--- START SUPPLIED INFORMATION ---
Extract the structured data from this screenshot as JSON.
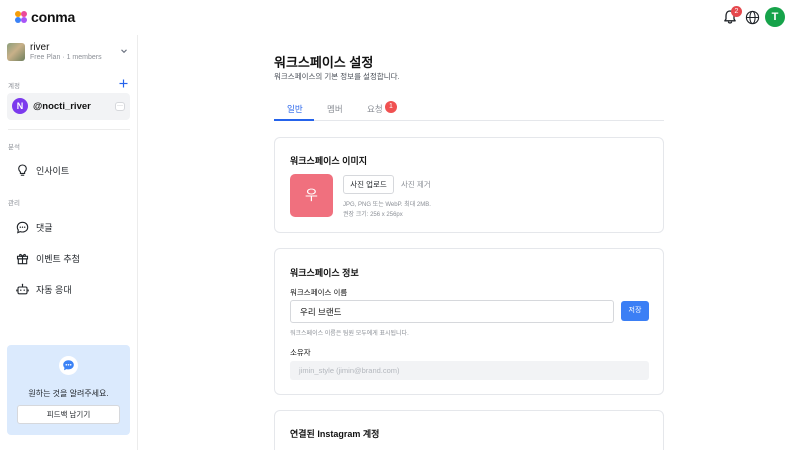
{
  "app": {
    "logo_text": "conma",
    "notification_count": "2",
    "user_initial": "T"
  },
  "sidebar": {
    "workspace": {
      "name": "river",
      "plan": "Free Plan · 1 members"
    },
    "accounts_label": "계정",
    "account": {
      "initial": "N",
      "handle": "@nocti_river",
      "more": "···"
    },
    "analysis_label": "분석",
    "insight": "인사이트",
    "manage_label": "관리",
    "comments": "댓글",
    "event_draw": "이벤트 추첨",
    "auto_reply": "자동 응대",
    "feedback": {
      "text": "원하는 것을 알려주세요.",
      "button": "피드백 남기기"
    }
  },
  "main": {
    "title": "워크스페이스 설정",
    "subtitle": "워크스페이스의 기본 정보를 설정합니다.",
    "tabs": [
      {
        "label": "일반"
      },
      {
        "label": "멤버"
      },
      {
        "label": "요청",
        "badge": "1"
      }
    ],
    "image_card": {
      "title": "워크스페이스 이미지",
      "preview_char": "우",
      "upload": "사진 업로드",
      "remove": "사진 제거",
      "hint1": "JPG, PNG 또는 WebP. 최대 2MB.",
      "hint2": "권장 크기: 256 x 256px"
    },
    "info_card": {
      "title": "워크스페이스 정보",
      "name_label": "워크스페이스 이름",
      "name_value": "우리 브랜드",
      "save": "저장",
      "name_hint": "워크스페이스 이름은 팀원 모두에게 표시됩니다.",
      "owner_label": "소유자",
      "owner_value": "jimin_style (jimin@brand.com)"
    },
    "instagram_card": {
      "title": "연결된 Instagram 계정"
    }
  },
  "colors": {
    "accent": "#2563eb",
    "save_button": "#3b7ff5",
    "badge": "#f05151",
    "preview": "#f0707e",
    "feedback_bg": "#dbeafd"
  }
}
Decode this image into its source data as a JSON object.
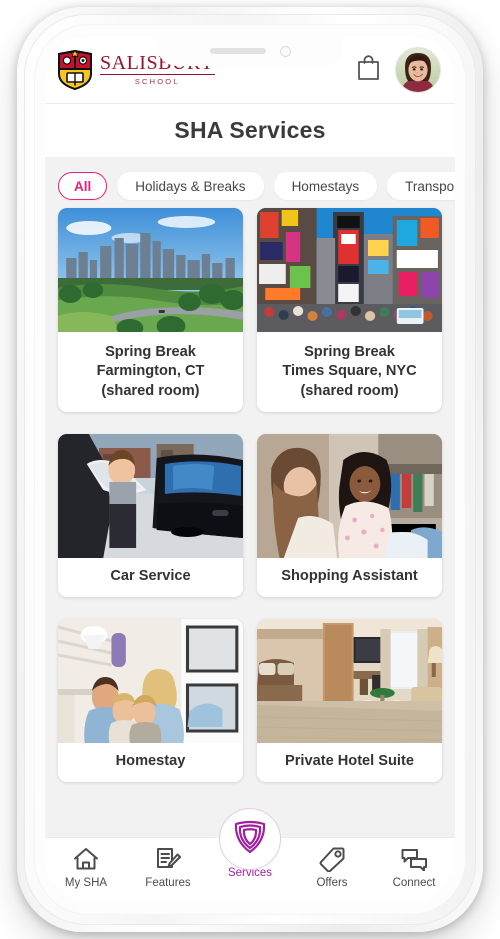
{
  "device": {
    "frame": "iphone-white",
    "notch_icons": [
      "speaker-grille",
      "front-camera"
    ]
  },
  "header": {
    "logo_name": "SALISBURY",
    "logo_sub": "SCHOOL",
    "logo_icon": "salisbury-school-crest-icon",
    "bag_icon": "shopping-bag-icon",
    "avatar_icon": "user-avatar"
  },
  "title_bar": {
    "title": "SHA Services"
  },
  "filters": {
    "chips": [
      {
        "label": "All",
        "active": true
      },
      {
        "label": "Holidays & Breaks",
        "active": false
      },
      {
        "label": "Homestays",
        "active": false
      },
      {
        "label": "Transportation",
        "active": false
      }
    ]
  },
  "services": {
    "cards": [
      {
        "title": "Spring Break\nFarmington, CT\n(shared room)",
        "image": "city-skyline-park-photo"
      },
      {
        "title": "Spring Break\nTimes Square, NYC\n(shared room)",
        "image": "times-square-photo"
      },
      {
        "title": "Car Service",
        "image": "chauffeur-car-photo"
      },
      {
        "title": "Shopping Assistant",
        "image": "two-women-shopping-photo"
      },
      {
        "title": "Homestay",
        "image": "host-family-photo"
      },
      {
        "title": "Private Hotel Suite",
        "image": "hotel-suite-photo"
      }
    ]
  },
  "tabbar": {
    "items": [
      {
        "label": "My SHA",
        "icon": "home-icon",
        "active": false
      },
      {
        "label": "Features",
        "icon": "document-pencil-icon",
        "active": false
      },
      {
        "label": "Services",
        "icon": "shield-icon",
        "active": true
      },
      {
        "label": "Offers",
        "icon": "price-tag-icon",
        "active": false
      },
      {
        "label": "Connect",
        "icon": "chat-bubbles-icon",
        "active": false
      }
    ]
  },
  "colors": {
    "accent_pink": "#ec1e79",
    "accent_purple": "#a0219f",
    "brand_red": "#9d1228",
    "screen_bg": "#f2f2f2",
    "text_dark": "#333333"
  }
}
--- END SUPPLIED INFORMATION ---
[WHAT IS ASKED] Reproduce the listing above exactly, excluding all pictures.

[FINAL RESULT]
Extract the structured data from this screenshot as JSON.
{
  "app": {
    "logo_text": "conma",
    "notification_count": "2",
    "user_initial": "T"
  },
  "sidebar": {
    "workspace": {
      "name": "river",
      "plan": "Free Plan · 1 members"
    },
    "accounts_label": "계정",
    "account": {
      "initial": "N",
      "handle": "@nocti_river",
      "more": "···"
    },
    "analysis_label": "분석",
    "insight": "인사이트",
    "manage_label": "관리",
    "comments": "댓글",
    "event_draw": "이벤트 추첨",
    "auto_reply": "자동 응대",
    "feedback": {
      "text": "원하는 것을 알려주세요.",
      "button": "피드백 남기기"
    }
  },
  "main": {
    "title": "워크스페이스 설정",
    "subtitle": "워크스페이스의 기본 정보를 설정합니다.",
    "tabs": [
      {
        "label": "일반"
      },
      {
        "label": "멤버"
      },
      {
        "label": "요청",
        "badge": "1"
      }
    ],
    "image_card": {
      "title": "워크스페이스 이미지",
      "preview_char": "우",
      "upload": "사진 업로드",
      "remove": "사진 제거",
      "hint1": "JPG, PNG 또는 WebP. 최대 2MB.",
      "hint2": "권장 크기: 256 x 256px"
    },
    "info_card": {
      "title": "워크스페이스 정보",
      "name_label": "워크스페이스 이름",
      "name_value": "우리 브랜드",
      "save": "저장",
      "name_hint": "워크스페이스 이름은 팀원 모두에게 표시됩니다.",
      "owner_label": "소유자",
      "owner_value": "jimin_style (jimin@brand.com)"
    },
    "instagram_card": {
      "title": "연결된 Instagram 계정"
    }
  },
  "colors": {
    "accent": "#2563eb",
    "save_button": "#3b7ff5",
    "badge": "#f05151",
    "preview": "#f0707e",
    "feedback_bg": "#dbeafd"
  }
}
Decode this image into its source data as a JSON object.
{
  "device": {
    "frame": "iphone-white",
    "notch_icons": [
      "speaker-grille",
      "front-camera"
    ]
  },
  "header": {
    "logo_name": "SALISBURY",
    "logo_sub": "SCHOOL",
    "logo_icon": "salisbury-school-crest-icon",
    "bag_icon": "shopping-bag-icon",
    "avatar_icon": "user-avatar"
  },
  "title_bar": {
    "title": "SHA Services"
  },
  "filters": {
    "chips": [
      {
        "label": "All",
        "active": true
      },
      {
        "label": "Holidays & Breaks",
        "active": false
      },
      {
        "label": "Homestays",
        "active": false
      },
      {
        "label": "Transportation",
        "active": false
      }
    ]
  },
  "services": {
    "cards": [
      {
        "title": "Spring Break\nFarmington, CT\n(shared room)",
        "image": "city-skyline-park-photo"
      },
      {
        "title": "Spring Break\nTimes Square, NYC\n(shared room)",
        "image": "times-square-photo"
      },
      {
        "title": "Car Service",
        "image": "chauffeur-car-photo"
      },
      {
        "title": "Shopping Assistant",
        "image": "two-women-shopping-photo"
      },
      {
        "title": "Homestay",
        "image": "host-family-photo"
      },
      {
        "title": "Private Hotel Suite",
        "image": "hotel-suite-photo"
      }
    ]
  },
  "tabbar": {
    "items": [
      {
        "label": "My SHA",
        "icon": "home-icon",
        "active": false
      },
      {
        "label": "Features",
        "icon": "document-pencil-icon",
        "active": false
      },
      {
        "label": "Services",
        "icon": "shield-icon",
        "active": true
      },
      {
        "label": "Offers",
        "icon": "price-tag-icon",
        "active": false
      },
      {
        "label": "Connect",
        "icon": "chat-bubbles-icon",
        "active": false
      }
    ]
  },
  "colors": {
    "accent_pink": "#ec1e79",
    "accent_purple": "#a0219f",
    "brand_red": "#9d1228",
    "screen_bg": "#f2f2f2",
    "text_dark": "#333333"
  }
}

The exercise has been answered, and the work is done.